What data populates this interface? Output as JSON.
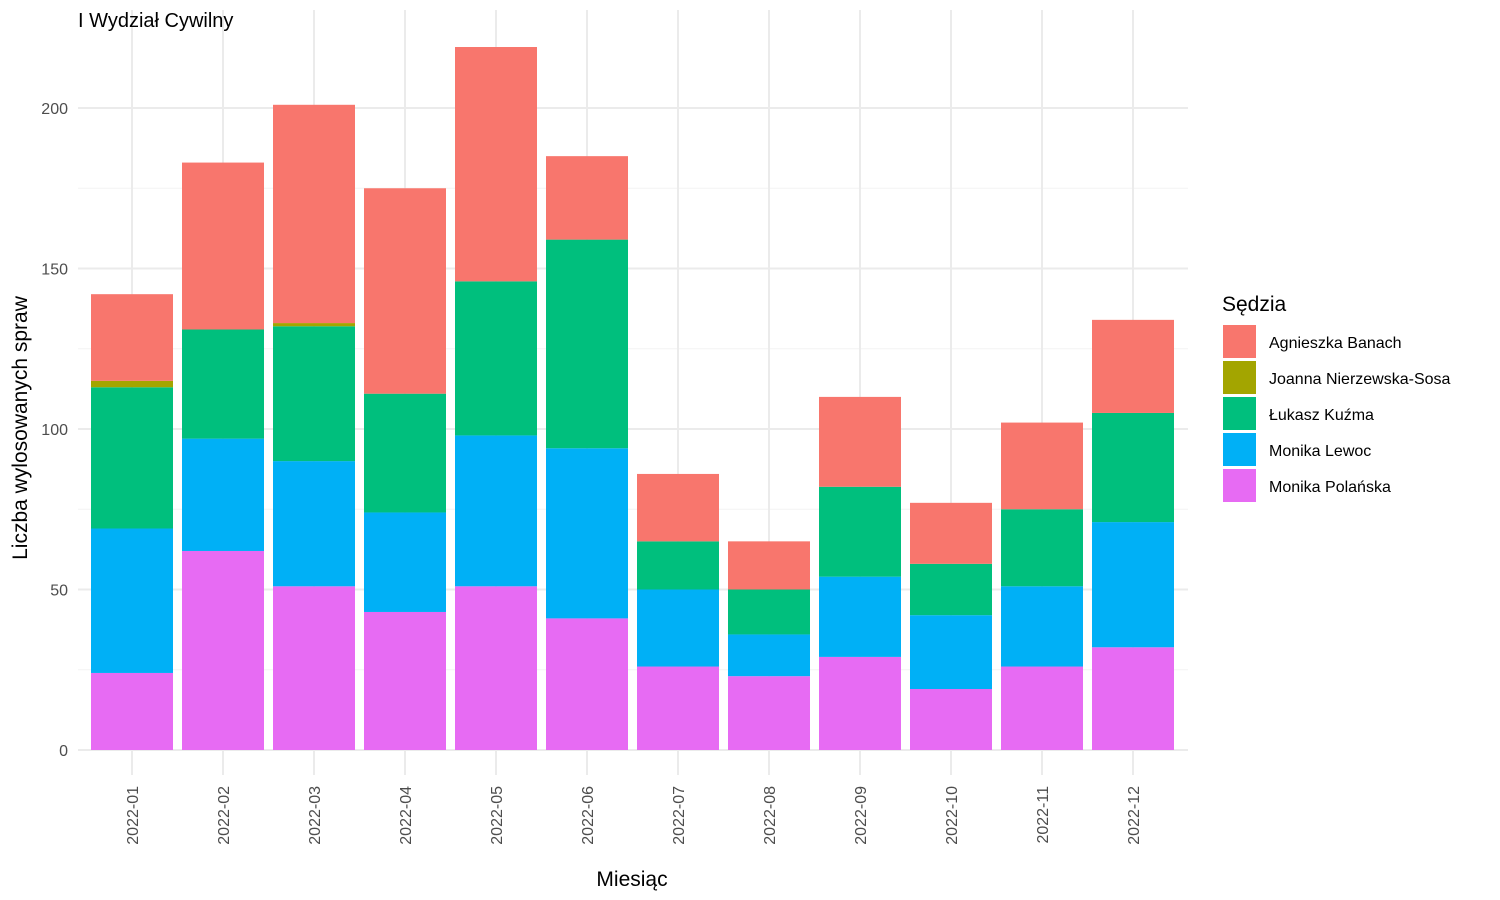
{
  "chart_data": {
    "type": "bar",
    "stacked": true,
    "title": "I Wydział Cywilny",
    "xlabel": "Miesiąc",
    "ylabel": "Liczba wylosowanych spraw",
    "ylim": [
      0,
      224
    ],
    "yticks": [
      0,
      50,
      100,
      150,
      200
    ],
    "grid": true,
    "legend_position": "right",
    "legend_title": "Sędzia",
    "categories": [
      "2022-01",
      "2022-02",
      "2022-03",
      "2022-04",
      "2022-05",
      "2022-06",
      "2022-07",
      "2022-08",
      "2022-09",
      "2022-10",
      "2022-11",
      "2022-12"
    ],
    "series": [
      {
        "name": "Agnieszka Banach",
        "color": "#F8766D",
        "values": [
          27,
          52,
          68,
          64,
          73,
          26,
          21,
          15,
          28,
          19,
          27,
          29
        ]
      },
      {
        "name": "Joanna Nierzewska-Sosa",
        "color": "#A3A500",
        "values": [
          2,
          0,
          1,
          0,
          0,
          0,
          0,
          0,
          0,
          0,
          0,
          0
        ]
      },
      {
        "name": "Łukasz Kuźma",
        "color": "#00BF7D",
        "values": [
          44,
          34,
          42,
          37,
          48,
          65,
          15,
          14,
          28,
          16,
          24,
          34
        ]
      },
      {
        "name": "Monika Lewoc",
        "color": "#00B0F6",
        "values": [
          45,
          35,
          39,
          31,
          47,
          53,
          24,
          13,
          25,
          23,
          25,
          39
        ]
      },
      {
        "name": "Monika Polańska",
        "color": "#E76BF3",
        "values": [
          24,
          62,
          51,
          43,
          51,
          41,
          26,
          23,
          29,
          19,
          26,
          32
        ]
      }
    ]
  }
}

====

**Stated problem:** Pictures in the records above are left out; print everything else exactly as written.

**Finished exercise:**
What data populates this interface? Output as JSON.
{
  "chart_data": {
    "type": "bar",
    "stacked": true,
    "title": "I Wydział Cywilny",
    "xlabel": "Miesiąc",
    "ylabel": "Liczba wylosowanych spraw",
    "ylim": [
      0,
      224
    ],
    "yticks": [
      0,
      50,
      100,
      150,
      200
    ],
    "grid": true,
    "legend_position": "right",
    "legend_title": "Sędzia",
    "categories": [
      "2022-01",
      "2022-02",
      "2022-03",
      "2022-04",
      "2022-05",
      "2022-06",
      "2022-07",
      "2022-08",
      "2022-09",
      "2022-10",
      "2022-11",
      "2022-12"
    ],
    "series": [
      {
        "name": "Agnieszka Banach",
        "color": "#F8766D",
        "values": [
          27,
          52,
          68,
          64,
          73,
          26,
          21,
          15,
          28,
          19,
          27,
          29
        ]
      },
      {
        "name": "Joanna Nierzewska-Sosa",
        "color": "#A3A500",
        "values": [
          2,
          0,
          1,
          0,
          0,
          0,
          0,
          0,
          0,
          0,
          0,
          0
        ]
      },
      {
        "name": "Łukasz Kuźma",
        "color": "#00BF7D",
        "values": [
          44,
          34,
          42,
          37,
          48,
          65,
          15,
          14,
          28,
          16,
          24,
          34
        ]
      },
      {
        "name": "Monika Lewoc",
        "color": "#00B0F6",
        "values": [
          45,
          35,
          39,
          31,
          47,
          53,
          24,
          13,
          25,
          23,
          25,
          39
        ]
      },
      {
        "name": "Monika Polańska",
        "color": "#E76BF3",
        "values": [
          24,
          62,
          51,
          43,
          51,
          41,
          26,
          23,
          29,
          19,
          26,
          32
        ]
      }
    ]
  }
}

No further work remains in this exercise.